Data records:
● ● ● ● ●

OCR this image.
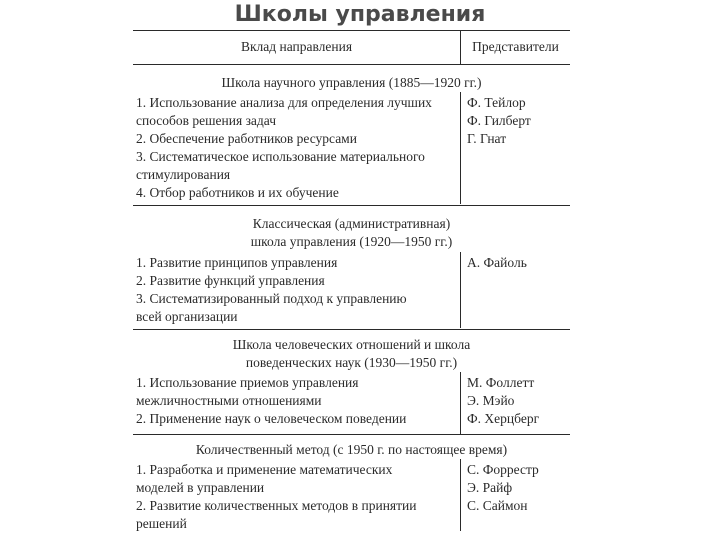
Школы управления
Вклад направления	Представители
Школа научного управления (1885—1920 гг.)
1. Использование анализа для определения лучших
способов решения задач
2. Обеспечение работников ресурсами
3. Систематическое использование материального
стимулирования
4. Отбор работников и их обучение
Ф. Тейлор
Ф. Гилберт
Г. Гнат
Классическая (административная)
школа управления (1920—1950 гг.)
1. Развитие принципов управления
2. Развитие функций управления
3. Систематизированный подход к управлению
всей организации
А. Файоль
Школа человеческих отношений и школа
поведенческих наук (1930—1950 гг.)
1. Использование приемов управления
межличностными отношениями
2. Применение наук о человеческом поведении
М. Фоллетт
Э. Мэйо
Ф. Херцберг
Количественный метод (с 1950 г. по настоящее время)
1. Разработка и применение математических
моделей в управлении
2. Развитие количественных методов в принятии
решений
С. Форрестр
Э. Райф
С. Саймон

● ● ● ● ●

Show the lines of the records that include the string "наук".

[FULL RESPONSE]:
поведенческих наук (1930—1950 гг.)
2. Применение наук о человеческом поведении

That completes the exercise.